### [What you will do]
Every line below must be reproduced exactly. Copy them all.
** Begin **
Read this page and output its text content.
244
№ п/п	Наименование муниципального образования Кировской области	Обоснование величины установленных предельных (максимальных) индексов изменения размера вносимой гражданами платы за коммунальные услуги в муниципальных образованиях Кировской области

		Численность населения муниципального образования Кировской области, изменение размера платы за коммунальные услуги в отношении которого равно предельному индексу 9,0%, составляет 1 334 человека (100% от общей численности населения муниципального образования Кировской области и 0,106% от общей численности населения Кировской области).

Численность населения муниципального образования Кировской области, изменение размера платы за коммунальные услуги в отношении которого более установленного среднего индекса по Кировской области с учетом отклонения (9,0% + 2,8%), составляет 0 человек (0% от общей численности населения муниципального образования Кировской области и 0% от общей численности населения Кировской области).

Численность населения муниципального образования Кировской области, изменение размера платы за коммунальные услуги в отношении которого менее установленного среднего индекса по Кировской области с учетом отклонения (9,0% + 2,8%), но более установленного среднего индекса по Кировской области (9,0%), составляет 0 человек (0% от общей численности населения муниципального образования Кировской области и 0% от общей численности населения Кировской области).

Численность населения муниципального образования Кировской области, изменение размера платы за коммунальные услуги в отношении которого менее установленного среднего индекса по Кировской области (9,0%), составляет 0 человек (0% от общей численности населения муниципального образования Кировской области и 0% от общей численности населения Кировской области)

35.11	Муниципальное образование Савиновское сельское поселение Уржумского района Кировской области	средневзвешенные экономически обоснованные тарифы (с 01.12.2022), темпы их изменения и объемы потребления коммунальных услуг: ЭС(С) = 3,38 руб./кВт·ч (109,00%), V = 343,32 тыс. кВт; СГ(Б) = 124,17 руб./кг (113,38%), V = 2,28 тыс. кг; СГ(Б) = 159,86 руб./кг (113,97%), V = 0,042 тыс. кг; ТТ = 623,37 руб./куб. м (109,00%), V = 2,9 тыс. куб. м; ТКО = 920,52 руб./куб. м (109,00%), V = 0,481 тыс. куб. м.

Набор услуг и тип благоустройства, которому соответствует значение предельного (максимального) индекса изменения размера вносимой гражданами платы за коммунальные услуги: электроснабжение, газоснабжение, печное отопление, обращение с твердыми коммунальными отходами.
** End **
### [Completed task]
Read this page and output its text content.
244
№ п/п	Наименование муниципального образования Кировской области	Обоснование величины установленных предельных (максимальных) индексов изменения размера вносимой гражданами платы за коммунальные услуги в муниципальных образованиях Кировской области

		Численность населения муниципального образования Кировской области, изменение размера платы за коммунальные услуги в отношении которого равно предельному индексу 9,0%, составляет 1 334 человека (100% от общей численности населения муниципального образования Кировской области и 0,106% от общей численности населения Кировской области).

Численность населения муниципального образования Кировской области, изменение размера платы за коммунальные услуги в отношении которого более установленного среднего индекса по Кировской области с учетом отклонения (9,0% + 2,8%), составляет 0 человек (0% от общей численности населения муниципального образования Кировской области и 0% от общей численности населения Кировской области).

Численность населения муниципального образования Кировской области, изменение размера платы за коммунальные услуги в отношении которого менее установленного среднего индекса по Кировской области с учетом отклонения (9,0% + 2,8%), но более установленного среднего индекса по Кировской области (9,0%), составляет 0 человек (0% от общей численности населения муниципального образования Кировской области и 0% от общей численности населения Кировской области).

Численность населения муниципального образования Кировской области, изменение размера платы за коммунальные услуги в отношении которого менее установленного среднего индекса по Кировской области (9,0%), составляет 0 человек (0% от общей численности населения муниципального образования Кировской области и 0% от общей численности населения Кировской области)

35.11	Муниципальное образование Савиновское сельское поселение Уржумского района Кировской области	средневзвешенные экономически обоснованные тарифы (с 01.12.2022), темпы их изменения и объемы потребления коммунальных услуг: ЭС(С) = 3,38 руб./кВт·ч (109,00%), V = 343,32 тыс. кВт; СГ(Б) = 124,17 руб./кг (113,38%), V = 2,28 тыс. кг; СГ(Б) = 159,86 руб./кг (113,97%), V = 0,042 тыс. кг; ТТ = 623,37 руб./куб. м (109,00%), V = 2,9 тыс. куб. м; ТКО = 920,52 руб./куб. м (109,00%), V = 0,481 тыс. куб. м.

Набор услуг и тип благоустройства, которому соответствует значение предельного (максимального) индекса изменения размера вносимой гражданами платы за коммунальные услуги: электроснабжение, газоснабжение, печное отопление, обращение с твердыми коммунальными отходами.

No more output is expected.